===== The records
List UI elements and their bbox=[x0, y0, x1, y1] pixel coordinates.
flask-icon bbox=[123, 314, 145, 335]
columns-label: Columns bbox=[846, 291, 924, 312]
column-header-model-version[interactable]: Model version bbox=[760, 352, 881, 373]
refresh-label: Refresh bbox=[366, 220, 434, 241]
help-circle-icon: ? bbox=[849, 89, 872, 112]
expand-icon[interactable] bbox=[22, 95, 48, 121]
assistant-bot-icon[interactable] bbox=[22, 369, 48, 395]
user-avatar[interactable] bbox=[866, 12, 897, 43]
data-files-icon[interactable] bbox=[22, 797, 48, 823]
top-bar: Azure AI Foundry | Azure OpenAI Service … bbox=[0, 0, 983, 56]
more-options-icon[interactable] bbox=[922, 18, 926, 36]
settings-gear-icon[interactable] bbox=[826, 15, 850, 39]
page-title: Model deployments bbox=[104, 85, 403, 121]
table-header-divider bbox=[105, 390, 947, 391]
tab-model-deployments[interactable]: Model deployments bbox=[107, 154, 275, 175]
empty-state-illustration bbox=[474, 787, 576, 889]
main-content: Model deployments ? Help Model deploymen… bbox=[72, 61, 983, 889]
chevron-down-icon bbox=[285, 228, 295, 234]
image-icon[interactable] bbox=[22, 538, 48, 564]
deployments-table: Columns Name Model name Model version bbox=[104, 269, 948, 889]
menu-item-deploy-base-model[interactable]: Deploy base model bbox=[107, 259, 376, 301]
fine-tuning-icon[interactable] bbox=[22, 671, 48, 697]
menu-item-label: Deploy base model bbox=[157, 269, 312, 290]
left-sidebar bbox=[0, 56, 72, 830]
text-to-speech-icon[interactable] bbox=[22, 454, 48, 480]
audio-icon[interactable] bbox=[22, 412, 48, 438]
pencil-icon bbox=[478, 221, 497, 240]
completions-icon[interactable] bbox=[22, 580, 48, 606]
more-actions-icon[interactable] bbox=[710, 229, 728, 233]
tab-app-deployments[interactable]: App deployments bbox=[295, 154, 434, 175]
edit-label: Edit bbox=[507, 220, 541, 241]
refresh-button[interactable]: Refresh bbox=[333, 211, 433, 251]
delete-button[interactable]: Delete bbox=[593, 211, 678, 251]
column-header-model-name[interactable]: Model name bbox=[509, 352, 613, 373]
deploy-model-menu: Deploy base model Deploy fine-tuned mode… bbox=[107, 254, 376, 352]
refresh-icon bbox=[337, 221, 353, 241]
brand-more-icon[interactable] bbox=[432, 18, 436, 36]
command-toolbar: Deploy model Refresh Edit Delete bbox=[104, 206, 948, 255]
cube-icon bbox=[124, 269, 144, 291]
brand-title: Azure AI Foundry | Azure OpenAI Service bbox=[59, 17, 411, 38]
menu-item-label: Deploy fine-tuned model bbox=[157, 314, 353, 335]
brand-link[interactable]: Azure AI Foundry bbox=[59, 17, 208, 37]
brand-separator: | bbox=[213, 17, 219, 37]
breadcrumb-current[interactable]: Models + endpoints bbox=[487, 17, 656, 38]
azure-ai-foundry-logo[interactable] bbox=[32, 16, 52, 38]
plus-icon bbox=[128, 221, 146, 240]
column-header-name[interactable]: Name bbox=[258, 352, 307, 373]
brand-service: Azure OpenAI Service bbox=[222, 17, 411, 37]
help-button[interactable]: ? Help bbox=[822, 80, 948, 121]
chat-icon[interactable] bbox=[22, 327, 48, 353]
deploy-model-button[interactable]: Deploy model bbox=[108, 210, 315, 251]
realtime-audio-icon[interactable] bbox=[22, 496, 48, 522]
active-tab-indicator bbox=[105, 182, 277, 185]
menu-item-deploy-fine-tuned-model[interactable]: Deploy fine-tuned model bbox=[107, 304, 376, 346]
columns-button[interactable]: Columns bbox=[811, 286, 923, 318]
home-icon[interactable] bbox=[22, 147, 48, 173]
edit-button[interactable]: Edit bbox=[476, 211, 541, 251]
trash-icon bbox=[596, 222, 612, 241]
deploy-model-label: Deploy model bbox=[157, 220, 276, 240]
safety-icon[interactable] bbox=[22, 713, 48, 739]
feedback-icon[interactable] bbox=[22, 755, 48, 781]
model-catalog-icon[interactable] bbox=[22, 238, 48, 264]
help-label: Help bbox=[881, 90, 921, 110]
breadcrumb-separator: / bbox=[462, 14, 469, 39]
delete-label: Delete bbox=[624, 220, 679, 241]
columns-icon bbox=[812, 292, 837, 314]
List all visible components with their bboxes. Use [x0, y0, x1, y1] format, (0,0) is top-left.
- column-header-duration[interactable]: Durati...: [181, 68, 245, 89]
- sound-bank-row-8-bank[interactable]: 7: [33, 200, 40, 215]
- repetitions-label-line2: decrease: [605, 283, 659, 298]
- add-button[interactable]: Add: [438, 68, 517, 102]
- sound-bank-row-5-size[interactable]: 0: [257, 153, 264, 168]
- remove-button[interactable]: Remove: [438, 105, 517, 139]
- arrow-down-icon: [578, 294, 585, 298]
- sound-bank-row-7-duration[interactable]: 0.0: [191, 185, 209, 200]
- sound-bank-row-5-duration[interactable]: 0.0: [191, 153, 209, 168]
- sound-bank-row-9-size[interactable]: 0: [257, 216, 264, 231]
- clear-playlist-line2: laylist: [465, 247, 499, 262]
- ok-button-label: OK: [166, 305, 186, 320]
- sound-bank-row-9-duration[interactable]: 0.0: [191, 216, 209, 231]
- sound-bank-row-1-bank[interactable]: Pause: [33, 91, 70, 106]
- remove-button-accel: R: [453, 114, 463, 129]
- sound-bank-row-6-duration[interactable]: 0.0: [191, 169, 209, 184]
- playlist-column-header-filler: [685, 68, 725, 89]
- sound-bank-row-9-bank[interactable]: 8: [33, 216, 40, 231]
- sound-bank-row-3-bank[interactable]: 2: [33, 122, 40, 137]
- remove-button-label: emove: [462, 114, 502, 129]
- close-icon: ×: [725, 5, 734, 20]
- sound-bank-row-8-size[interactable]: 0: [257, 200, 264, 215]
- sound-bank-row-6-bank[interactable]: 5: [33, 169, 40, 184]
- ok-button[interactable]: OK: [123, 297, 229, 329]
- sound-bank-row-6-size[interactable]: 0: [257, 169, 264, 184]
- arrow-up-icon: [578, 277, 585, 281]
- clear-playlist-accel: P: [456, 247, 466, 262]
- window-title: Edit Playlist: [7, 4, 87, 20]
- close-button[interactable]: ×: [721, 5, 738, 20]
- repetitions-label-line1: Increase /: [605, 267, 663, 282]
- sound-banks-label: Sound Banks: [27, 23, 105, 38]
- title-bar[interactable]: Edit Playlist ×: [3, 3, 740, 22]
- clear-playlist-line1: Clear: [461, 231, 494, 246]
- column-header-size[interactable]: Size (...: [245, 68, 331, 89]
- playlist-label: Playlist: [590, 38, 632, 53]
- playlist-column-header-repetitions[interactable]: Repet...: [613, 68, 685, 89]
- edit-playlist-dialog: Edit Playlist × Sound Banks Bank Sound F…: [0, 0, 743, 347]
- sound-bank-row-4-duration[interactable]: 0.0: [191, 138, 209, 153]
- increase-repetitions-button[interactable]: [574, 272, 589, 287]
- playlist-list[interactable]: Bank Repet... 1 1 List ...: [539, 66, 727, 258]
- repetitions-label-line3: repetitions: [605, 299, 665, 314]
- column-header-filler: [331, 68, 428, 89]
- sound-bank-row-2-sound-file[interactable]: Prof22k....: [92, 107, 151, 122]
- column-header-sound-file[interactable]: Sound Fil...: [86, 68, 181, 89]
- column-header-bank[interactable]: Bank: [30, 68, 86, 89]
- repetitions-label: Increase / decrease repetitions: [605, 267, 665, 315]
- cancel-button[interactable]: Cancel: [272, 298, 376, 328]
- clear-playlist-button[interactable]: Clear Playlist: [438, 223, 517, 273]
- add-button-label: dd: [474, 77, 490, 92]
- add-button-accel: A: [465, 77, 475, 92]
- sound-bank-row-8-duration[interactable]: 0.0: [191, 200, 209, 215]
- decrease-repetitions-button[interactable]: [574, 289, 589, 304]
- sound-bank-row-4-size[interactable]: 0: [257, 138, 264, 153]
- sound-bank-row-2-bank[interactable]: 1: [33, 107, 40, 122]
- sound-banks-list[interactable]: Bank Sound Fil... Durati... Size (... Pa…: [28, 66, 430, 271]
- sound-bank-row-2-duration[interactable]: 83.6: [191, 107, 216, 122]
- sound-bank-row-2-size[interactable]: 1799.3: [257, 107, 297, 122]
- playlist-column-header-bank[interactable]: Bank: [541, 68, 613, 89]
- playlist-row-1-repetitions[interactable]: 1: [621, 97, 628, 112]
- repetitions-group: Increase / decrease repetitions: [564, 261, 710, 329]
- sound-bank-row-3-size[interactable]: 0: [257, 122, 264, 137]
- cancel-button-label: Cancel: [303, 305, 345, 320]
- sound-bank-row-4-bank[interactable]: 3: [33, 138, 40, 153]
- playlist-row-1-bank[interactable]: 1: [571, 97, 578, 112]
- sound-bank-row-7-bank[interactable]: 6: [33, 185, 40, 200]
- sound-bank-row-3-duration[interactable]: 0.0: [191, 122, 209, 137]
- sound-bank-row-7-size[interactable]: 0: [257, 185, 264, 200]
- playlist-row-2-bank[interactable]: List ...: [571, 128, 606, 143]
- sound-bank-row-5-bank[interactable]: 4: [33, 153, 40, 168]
==========
Instruction – Copy out, word for word, everything from the first line of the entries above down through the line containing "expand-icon[interactable] bbox=[22, 95, 48, 121]", including that line.

Problem solution –
List UI elements and their bbox=[x0, y0, x1, y1] pixel coordinates.
flask-icon bbox=[123, 314, 145, 335]
columns-label: Columns bbox=[846, 291, 924, 312]
column-header-model-version[interactable]: Model version bbox=[760, 352, 881, 373]
refresh-label: Refresh bbox=[366, 220, 434, 241]
help-circle-icon: ? bbox=[849, 89, 872, 112]
expand-icon[interactable] bbox=[22, 95, 48, 121]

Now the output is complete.